### YOUR OBJECTIVE
Repeat each line exactly as it is written.

---+---

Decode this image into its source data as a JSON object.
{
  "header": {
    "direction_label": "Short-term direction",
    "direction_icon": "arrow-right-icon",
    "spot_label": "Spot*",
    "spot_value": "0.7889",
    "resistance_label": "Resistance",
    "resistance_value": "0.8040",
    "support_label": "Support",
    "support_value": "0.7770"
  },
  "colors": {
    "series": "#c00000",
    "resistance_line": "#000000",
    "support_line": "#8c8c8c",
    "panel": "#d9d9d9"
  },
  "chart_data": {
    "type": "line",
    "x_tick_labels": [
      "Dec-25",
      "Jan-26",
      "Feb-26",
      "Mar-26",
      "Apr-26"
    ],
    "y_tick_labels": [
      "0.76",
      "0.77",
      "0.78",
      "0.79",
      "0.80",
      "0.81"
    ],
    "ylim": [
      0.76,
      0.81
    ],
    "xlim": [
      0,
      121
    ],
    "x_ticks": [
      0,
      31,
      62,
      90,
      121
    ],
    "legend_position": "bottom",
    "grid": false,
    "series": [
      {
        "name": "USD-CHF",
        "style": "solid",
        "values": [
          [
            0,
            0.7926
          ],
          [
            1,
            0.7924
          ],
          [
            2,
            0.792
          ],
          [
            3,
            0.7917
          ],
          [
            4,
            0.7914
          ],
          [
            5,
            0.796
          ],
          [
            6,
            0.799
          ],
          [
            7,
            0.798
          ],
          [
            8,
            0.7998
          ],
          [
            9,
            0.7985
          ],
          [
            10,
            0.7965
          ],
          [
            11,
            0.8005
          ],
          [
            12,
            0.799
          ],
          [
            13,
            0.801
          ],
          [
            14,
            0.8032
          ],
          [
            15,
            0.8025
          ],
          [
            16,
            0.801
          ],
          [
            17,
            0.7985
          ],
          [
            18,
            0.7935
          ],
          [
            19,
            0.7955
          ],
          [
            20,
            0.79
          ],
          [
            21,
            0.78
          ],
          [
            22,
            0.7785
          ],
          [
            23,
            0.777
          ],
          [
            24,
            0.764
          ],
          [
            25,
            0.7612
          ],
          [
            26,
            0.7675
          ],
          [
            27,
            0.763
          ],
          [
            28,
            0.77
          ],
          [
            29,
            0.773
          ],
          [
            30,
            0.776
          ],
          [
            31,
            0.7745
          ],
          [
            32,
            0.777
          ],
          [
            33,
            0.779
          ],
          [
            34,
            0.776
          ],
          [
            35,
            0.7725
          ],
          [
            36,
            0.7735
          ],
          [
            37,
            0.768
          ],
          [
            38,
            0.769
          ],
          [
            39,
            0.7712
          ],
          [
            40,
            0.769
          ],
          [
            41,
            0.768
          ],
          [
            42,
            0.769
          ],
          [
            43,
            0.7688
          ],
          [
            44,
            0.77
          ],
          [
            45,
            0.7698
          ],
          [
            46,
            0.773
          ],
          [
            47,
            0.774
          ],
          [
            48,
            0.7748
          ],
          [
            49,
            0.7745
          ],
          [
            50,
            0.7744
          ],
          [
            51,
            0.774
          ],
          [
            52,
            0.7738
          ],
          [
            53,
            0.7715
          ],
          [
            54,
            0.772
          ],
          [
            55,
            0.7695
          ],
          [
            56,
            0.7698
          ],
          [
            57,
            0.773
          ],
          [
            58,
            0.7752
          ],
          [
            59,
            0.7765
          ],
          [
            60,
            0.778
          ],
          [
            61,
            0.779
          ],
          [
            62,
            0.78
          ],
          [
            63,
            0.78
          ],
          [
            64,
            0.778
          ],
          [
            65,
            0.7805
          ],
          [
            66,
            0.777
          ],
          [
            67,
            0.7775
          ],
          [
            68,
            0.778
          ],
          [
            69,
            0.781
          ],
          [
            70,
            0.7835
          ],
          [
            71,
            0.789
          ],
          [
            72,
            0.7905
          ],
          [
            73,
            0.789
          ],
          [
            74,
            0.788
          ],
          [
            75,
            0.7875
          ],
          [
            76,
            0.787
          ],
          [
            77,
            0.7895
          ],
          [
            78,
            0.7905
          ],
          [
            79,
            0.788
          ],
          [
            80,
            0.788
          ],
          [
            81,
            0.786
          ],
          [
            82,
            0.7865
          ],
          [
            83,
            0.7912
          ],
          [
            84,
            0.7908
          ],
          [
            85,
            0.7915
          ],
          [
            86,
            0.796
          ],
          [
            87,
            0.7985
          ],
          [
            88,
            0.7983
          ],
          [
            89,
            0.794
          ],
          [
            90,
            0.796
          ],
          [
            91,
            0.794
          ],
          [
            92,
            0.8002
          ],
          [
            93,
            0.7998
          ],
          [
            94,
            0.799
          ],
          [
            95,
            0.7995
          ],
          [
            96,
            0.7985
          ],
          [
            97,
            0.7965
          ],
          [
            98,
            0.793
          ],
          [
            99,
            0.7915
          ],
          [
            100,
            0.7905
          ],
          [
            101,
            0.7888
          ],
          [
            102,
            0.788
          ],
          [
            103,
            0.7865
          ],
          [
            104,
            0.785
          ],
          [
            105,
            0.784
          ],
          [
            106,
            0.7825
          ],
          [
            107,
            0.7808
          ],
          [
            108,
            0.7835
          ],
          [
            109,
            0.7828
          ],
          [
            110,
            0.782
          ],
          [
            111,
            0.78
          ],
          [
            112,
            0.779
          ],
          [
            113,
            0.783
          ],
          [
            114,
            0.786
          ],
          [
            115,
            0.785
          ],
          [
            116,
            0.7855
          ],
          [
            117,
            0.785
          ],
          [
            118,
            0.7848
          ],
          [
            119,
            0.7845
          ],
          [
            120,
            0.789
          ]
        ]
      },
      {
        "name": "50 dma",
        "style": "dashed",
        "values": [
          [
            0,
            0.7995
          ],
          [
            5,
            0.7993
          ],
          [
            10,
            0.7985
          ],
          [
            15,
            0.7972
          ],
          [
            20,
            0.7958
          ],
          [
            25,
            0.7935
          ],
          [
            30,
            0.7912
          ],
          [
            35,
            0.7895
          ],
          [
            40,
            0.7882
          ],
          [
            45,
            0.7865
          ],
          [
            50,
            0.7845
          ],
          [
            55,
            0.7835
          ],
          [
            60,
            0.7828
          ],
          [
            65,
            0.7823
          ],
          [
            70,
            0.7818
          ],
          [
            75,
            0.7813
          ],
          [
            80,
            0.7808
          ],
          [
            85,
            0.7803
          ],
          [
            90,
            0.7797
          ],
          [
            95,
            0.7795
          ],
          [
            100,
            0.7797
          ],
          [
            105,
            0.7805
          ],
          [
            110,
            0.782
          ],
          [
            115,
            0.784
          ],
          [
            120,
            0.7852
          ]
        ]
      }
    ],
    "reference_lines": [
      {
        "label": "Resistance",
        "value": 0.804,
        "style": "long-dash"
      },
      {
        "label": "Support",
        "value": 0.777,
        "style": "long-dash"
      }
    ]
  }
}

---+---

### WRITTEN ANSWER
Decode this image into its source data as a JSON object.
{
  "header": {
    "direction_label": "Short-term direction",
    "direction_icon": "arrow-right-icon",
    "spot_label": "Spot*",
    "spot_value": "0.7889",
    "resistance_label": "Resistance",
    "resistance_value": "0.8040",
    "support_label": "Support",
    "support_value": "0.7770"
  },
  "colors": {
    "series": "#c00000",
    "resistance_line": "#000000",
    "support_line": "#8c8c8c",
    "panel": "#d9d9d9"
  },
  "chart_data": {
    "type": "line",
    "x_tick_labels": [
      "Dec-25",
      "Jan-26",
      "Feb-26",
      "Mar-26",
      "Apr-26"
    ],
    "y_tick_labels": [
      "0.76",
      "0.77",
      "0.78",
      "0.79",
      "0.80",
      "0.81"
    ],
    "ylim": [
      0.76,
      0.81
    ],
    "xlim": [
      0,
      121
    ],
    "x_ticks": [
      0,
      31,
      62,
      90,
      121
    ],
    "legend_position": "bottom",
    "grid": false,
    "series": [
      {
        "name": "USD-CHF",
        "style": "solid",
        "values": [
          [
            0,
            0.7926
          ],
          [
            1,
            0.7924
          ],
          [
            2,
            0.792
          ],
          [
            3,
            0.7917
          ],
          [
            4,
            0.7914
          ],
          [
            5,
            0.796
          ],
          [
            6,
            0.799
          ],
          [
            7,
            0.798
          ],
          [
            8,
            0.7998
          ],
          [
            9,
            0.7985
          ],
          [
            10,
            0.7965
          ],
          [
            11,
            0.8005
          ],
          [
            12,
            0.799
          ],
          [
            13,
            0.801
          ],
          [
            14,
            0.8032
          ],
          [
            15,
            0.8025
          ],
          [
            16,
            0.801
          ],
          [
            17,
            0.7985
          ],
          [
            18,
            0.7935
          ],
          [
            19,
            0.7955
          ],
          [
            20,
            0.79
          ],
          [
            21,
            0.78
          ],
          [
            22,
            0.7785
          ],
          [
            23,
            0.777
          ],
          [
            24,
            0.764
          ],
          [
            25,
            0.7612
          ],
          [
            26,
            0.7675
          ],
          [
            27,
            0.763
          ],
          [
            28,
            0.77
          ],
          [
            29,
            0.773
          ],
          [
            30,
            0.776
          ],
          [
            31,
            0.7745
          ],
          [
            32,
            0.777
          ],
          [
            33,
            0.779
          ],
          [
            34,
            0.776
          ],
          [
            35,
            0.7725
          ],
          [
            36,
            0.7735
          ],
          [
            37,
            0.768
          ],
          [
            38,
            0.769
          ],
          [
            39,
            0.7712
          ],
          [
            40,
            0.769
          ],
          [
            41,
            0.768
          ],
          [
            42,
            0.769
          ],
          [
            43,
            0.7688
          ],
          [
            44,
            0.77
          ],
          [
            45,
            0.7698
          ],
          [
            46,
            0.773
          ],
          [
            47,
            0.774
          ],
          [
            48,
            0.7748
          ],
          [
            49,
            0.7745
          ],
          [
            50,
            0.7744
          ],
          [
            51,
            0.774
          ],
          [
            52,
            0.7738
          ],
          [
            53,
            0.7715
          ],
          [
            54,
            0.772
          ],
          [
            55,
            0.7695
          ],
          [
            56,
            0.7698
          ],
          [
            57,
            0.773
          ],
          [
            58,
            0.7752
          ],
          [
            59,
            0.7765
          ],
          [
            60,
            0.778
          ],
          [
            61,
            0.779
          ],
          [
            62,
            0.78
          ],
          [
            63,
            0.78
          ],
          [
            64,
            0.778
          ],
          [
            65,
            0.7805
          ],
          [
            66,
            0.777
          ],
          [
            67,
            0.7775
          ],
          [
            68,
            0.778
          ],
          [
            69,
            0.781
          ],
          [
            70,
            0.7835
          ],
          [
            71,
            0.789
          ],
          [
            72,
            0.7905
          ],
          [
            73,
            0.789
          ],
          [
            74,
            0.788
          ],
          [
            75,
            0.7875
          ],
          [
            76,
            0.787
          ],
          [
            77,
            0.7895
          ],
          [
            78,
            0.7905
          ],
          [
            79,
            0.788
          ],
          [
            80,
            0.788
          ],
          [
            81,
            0.786
          ],
          [
            82,
            0.7865
          ],
          [
            83,
            0.7912
          ],
          [
            84,
            0.7908
          ],
          [
            85,
            0.7915
          ],
          [
            86,
            0.796
          ],
          [
            87,
            0.7985
          ],
          [
            88,
            0.7983
          ],
          [
            89,
            0.794
          ],
          [
            90,
            0.796
          ],
          [
            91,
            0.794
          ],
          [
            92,
            0.8002
          ],
          [
            93,
            0.7998
          ],
          [
            94,
            0.799
          ],
          [
            95,
            0.7995
          ],
          [
            96,
            0.7985
          ],
          [
            97,
            0.7965
          ],
          [
            98,
            0.793
          ],
          [
            99,
            0.7915
          ],
          [
            100,
            0.7905
          ],
          [
            101,
            0.7888
          ],
          [
            102,
            0.788
          ],
          [
            103,
            0.7865
          ],
          [
            104,
            0.785
          ],
          [
            105,
            0.784
          ],
          [
            106,
            0.7825
          ],
          [
            107,
            0.7808
          ],
          [
            108,
            0.7835
          ],
          [
            109,
            0.7828
          ],
          [
            110,
            0.782
          ],
          [
            111,
            0.78
          ],
          [
            112,
            0.779
          ],
          [
            113,
            0.783
          ],
          [
            114,
            0.786
          ],
          [
            115,
            0.785
          ],
          [
            116,
            0.7855
          ],
          [
            117,
            0.785
          ],
          [
            118,
            0.7848
          ],
          [
            119,
            0.7845
          ],
          [
            120,
            0.789
          ]
        ]
      },
      {
        "name": "50 dma",
        "style": "dashed",
        "values": [
          [
            0,
            0.7995
          ],
          [
            5,
            0.7993
          ],
          [
            10,
            0.7985
          ],
          [
            15,
            0.7972
          ],
          [
            20,
            0.7958
          ],
          [
            25,
            0.7935
          ],
          [
            30,
            0.7912
          ],
          [
            35,
            0.7895
          ],
          [
            40,
            0.7882
          ],
          [
            45,
            0.7865
          ],
          [
            50,
            0.7845
          ],
          [
            55,
            0.7835
          ],
          [
            60,
            0.7828
          ],
          [
            65,
            0.7823
          ],
          [
            70,
            0.7818
          ],
          [
            75,
            0.7813
          ],
          [
            80,
            0.7808
          ],
          [
            85,
            0.7803
          ],
          [
            90,
            0.7797
          ],
          [
            95,
            0.7795
          ],
          [
            100,
            0.7797
          ],
          [
            105,
            0.7805
          ],
          [
            110,
            0.782
          ],
          [
            115,
            0.784
          ],
          [
            120,
            0.7852
          ]
        ]
      }
    ],
    "reference_lines": [
      {
        "label": "Resistance",
        "value": 0.804,
        "style": "long-dash"
      },
      {
        "label": "Support",
        "value": 0.777,
        "style": "long-dash"
      }
    ]
  }
}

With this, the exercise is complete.